Start of Data section
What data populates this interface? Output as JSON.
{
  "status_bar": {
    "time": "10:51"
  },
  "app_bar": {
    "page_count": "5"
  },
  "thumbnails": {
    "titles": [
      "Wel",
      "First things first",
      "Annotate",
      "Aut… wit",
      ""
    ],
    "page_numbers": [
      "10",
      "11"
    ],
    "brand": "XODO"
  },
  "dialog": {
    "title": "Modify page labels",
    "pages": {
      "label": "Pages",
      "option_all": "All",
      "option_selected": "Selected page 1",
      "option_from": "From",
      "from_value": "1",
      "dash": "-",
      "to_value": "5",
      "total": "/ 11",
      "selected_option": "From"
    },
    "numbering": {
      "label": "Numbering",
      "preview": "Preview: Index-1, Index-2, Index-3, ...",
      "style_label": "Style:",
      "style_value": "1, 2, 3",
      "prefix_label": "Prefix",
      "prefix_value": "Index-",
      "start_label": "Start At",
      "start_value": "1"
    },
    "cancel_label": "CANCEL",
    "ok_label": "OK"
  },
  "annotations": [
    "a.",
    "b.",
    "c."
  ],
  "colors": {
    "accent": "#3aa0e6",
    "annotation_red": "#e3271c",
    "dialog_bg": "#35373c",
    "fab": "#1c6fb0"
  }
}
End of Data section
Task description — Extract, word for word, each line of the listing above.

Exercise output —
What data populates this interface? Output as JSON.
{
  "status_bar": {
    "time": "10:51"
  },
  "app_bar": {
    "page_count": "5"
  },
  "thumbnails": {
    "titles": [
      "Wel",
      "First things first",
      "Annotate",
      "Aut… wit",
      ""
    ],
    "page_numbers": [
      "10",
      "11"
    ],
    "brand": "XODO"
  },
  "dialog": {
    "title": "Modify page labels",
    "pages": {
      "label": "Pages",
      "option_all": "All",
      "option_selected": "Selected page 1",
      "option_from": "From",
      "from_value": "1",
      "dash": "-",
      "to_value": "5",
      "total": "/ 11",
      "selected_option": "From"
    },
    "numbering": {
      "label": "Numbering",
      "preview": "Preview: Index-1, Index-2, Index-3, ...",
      "style_label": "Style:",
      "style_value": "1, 2, 3",
      "prefix_label": "Prefix",
      "prefix_value": "Index-",
      "start_label": "Start At",
      "start_value": "1"
    },
    "cancel_label": "CANCEL",
    "ok_label": "OK"
  },
  "annotations": [
    "a.",
    "b.",
    "c."
  ],
  "colors": {
    "accent": "#3aa0e6",
    "annotation_red": "#e3271c",
    "dialog_bg": "#35373c",
    "fab": "#1c6fb0"
  }
}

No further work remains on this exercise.